▶ YOUR OBJECTIVE:
Pick out and copy every line below that has the word "color".
>> begin
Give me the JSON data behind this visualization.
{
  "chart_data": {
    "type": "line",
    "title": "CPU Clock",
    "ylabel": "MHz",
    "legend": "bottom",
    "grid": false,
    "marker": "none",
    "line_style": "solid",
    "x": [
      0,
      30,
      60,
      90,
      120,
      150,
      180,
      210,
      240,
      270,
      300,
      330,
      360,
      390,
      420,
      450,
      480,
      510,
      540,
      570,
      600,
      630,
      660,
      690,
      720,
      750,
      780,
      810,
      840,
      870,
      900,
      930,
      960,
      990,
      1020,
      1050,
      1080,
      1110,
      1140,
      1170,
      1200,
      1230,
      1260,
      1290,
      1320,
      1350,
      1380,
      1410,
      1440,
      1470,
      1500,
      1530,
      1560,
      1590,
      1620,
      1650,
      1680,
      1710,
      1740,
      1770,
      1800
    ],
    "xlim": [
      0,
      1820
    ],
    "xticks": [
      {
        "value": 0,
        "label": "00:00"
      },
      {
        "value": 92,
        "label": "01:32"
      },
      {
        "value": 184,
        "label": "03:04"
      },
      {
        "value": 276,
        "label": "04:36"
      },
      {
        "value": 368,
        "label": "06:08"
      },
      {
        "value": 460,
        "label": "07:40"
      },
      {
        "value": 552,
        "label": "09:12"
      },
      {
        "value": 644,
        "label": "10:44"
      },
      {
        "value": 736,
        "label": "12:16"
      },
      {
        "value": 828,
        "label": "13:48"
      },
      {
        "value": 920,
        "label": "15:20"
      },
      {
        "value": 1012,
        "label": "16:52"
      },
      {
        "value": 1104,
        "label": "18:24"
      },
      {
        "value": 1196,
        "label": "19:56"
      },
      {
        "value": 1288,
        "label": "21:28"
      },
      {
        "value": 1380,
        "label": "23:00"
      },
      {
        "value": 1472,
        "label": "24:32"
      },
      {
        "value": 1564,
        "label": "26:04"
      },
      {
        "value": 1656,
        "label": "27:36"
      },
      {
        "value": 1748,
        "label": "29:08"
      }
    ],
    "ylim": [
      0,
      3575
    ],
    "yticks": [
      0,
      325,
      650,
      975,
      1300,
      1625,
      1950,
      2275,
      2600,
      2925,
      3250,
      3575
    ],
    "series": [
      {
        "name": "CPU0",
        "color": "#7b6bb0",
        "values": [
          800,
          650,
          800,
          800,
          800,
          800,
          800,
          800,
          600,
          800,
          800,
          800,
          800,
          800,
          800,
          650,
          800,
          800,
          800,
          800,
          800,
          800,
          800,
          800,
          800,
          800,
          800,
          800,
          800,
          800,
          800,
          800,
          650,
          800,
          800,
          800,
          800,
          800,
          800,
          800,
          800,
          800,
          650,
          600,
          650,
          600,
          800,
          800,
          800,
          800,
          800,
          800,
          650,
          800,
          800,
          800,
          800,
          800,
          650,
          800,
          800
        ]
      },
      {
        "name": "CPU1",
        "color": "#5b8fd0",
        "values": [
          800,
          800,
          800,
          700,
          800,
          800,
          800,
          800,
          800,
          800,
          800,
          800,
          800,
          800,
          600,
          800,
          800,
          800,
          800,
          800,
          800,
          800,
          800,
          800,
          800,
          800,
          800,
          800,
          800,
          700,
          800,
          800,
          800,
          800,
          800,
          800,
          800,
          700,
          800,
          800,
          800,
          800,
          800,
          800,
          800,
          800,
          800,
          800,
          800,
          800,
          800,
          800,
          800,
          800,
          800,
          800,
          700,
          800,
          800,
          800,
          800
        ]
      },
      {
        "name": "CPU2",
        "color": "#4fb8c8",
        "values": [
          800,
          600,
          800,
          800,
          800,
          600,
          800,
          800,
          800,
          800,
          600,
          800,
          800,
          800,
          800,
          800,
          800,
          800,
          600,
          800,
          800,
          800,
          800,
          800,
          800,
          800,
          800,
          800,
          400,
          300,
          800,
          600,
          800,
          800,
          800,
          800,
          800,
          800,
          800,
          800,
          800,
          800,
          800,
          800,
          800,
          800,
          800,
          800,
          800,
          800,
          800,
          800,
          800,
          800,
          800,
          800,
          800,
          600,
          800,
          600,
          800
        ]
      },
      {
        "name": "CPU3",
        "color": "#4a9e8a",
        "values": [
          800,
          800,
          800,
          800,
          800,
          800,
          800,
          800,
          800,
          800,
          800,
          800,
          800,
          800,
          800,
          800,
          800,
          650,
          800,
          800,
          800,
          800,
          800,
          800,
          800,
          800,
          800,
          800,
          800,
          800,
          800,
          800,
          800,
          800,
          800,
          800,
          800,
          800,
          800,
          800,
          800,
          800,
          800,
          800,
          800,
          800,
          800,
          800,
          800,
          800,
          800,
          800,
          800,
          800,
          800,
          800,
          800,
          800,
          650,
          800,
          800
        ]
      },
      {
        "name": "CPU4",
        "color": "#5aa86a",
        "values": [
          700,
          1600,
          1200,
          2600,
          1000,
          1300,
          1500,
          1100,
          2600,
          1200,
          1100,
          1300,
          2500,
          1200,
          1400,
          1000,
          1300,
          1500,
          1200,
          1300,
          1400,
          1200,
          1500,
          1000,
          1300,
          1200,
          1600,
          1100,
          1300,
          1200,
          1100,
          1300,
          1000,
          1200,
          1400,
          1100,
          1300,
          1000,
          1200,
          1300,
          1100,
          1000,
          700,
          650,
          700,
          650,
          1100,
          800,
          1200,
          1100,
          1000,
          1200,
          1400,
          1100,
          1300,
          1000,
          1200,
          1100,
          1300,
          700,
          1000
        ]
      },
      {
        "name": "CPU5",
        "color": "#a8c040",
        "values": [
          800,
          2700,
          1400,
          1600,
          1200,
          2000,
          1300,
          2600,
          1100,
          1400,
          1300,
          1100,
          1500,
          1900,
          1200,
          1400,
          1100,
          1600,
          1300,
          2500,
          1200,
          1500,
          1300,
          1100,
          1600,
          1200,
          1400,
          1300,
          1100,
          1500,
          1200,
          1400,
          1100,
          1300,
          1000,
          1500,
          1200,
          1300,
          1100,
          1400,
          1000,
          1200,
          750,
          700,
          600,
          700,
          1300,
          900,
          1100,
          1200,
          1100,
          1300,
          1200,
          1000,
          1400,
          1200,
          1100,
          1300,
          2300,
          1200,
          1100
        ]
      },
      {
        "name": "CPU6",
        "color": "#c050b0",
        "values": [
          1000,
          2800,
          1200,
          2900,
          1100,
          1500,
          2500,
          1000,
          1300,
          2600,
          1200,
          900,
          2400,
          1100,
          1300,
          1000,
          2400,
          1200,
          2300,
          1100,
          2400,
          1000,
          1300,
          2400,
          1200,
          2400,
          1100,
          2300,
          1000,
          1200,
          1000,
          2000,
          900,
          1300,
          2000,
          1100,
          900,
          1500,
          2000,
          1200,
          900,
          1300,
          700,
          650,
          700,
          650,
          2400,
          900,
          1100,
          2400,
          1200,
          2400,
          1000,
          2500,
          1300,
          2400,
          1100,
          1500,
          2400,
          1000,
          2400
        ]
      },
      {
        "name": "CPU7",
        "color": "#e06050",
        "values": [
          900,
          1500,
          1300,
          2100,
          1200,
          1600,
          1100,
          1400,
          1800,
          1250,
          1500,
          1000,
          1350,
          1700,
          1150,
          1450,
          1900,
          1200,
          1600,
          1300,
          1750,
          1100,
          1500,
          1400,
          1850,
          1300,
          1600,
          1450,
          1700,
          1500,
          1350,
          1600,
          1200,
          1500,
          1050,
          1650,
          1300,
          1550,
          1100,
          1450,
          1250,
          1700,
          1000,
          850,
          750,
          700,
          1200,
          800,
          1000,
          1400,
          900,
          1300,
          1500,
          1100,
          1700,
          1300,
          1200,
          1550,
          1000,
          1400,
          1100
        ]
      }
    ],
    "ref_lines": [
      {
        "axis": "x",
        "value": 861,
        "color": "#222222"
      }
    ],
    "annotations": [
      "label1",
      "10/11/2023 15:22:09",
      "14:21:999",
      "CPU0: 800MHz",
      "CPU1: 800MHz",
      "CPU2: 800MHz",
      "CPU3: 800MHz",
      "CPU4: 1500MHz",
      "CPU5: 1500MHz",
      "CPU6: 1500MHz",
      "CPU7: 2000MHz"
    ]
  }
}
>> end
▶ RESULT:
        "color": "#7b6bb0",
        "color": "#5b8fd0",
        "color": "#4fb8c8",
        "color": "#4a9e8a",
        "color": "#5aa86a",
        "color": "#a8c040",
        "color": "#c050b0",
        "color": "#e06050",
        "color": "#222222"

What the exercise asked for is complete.